Task:
Pull every line with the word "distribution" out of the entries below.

Data records:
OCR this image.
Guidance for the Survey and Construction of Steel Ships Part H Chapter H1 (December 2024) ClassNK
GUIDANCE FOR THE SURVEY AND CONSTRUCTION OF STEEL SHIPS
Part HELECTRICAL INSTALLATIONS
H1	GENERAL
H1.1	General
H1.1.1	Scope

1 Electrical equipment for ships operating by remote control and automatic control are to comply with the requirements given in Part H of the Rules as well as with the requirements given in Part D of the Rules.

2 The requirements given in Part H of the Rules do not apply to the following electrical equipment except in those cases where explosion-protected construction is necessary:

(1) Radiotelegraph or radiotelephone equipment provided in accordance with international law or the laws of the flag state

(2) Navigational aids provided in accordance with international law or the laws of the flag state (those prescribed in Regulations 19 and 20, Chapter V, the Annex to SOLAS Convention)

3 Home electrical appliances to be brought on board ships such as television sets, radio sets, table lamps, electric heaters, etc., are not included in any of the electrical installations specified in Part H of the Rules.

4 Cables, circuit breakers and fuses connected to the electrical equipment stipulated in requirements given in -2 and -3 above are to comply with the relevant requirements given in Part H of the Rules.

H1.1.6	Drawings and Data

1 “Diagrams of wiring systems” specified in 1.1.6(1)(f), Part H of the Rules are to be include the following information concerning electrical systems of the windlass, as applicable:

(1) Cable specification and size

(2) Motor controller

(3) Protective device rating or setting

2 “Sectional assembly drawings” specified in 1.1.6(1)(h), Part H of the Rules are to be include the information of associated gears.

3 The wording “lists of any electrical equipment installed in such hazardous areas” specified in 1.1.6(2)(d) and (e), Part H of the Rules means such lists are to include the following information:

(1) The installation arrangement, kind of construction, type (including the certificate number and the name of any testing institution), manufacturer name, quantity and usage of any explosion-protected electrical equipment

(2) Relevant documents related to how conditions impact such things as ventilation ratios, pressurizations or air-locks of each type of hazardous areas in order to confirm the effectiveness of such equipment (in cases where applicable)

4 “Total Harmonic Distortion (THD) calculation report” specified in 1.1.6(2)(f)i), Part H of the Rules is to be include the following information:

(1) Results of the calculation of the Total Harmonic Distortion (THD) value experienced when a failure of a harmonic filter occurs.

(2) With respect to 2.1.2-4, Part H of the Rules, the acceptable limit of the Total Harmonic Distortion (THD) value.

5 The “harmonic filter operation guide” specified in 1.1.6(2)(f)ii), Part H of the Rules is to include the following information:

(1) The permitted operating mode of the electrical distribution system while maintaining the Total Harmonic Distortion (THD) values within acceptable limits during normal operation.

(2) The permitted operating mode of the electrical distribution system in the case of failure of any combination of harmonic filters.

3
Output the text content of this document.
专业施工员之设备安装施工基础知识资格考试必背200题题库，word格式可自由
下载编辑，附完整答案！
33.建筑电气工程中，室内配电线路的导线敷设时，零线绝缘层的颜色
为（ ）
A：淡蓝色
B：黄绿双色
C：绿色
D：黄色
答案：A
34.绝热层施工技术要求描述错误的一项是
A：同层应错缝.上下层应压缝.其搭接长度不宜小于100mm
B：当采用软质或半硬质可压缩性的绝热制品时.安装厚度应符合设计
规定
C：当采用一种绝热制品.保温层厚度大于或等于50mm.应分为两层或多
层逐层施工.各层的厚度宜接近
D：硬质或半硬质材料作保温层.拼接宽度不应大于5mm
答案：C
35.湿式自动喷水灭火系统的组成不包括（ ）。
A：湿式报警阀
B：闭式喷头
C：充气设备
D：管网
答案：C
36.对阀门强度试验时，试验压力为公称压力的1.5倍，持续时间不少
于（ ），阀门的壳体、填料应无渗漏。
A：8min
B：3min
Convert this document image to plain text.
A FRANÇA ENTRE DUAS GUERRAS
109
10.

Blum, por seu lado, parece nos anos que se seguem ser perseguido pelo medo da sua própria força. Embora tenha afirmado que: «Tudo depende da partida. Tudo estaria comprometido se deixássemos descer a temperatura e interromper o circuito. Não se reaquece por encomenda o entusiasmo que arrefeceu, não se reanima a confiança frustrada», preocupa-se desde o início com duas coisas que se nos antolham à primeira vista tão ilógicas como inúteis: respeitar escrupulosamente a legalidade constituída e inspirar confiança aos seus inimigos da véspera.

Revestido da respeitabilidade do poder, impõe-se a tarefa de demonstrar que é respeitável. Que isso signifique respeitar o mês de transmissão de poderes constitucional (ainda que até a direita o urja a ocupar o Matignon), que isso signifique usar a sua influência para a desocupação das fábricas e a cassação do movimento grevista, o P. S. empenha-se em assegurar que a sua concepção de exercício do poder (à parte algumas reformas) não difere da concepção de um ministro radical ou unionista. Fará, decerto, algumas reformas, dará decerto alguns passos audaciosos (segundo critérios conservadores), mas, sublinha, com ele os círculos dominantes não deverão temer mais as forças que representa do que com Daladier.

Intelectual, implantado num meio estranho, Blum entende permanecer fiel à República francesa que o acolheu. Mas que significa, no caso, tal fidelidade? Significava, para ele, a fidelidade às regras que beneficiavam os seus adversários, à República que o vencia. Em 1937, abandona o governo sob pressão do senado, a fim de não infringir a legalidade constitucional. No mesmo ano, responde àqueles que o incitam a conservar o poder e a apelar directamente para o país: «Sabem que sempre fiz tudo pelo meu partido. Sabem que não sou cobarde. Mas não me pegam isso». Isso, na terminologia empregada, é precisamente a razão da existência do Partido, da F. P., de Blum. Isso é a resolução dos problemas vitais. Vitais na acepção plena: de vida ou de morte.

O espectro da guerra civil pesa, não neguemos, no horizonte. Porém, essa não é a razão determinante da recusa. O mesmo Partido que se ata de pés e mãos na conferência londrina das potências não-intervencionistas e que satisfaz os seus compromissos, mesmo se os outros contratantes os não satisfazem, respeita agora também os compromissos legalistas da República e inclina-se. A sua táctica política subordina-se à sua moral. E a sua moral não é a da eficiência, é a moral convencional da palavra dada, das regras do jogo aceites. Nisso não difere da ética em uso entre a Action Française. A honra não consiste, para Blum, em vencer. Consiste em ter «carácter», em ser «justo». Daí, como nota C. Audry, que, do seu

Task output:
(1) The permitted operating mode of the electrical distribution system while maintaining the Total Harmonic Distortion (THD) values within acceptable limits during normal operation.
(2) The permitted operating mode of the electrical distribution system in the case of failure of any combination of harmonic filters.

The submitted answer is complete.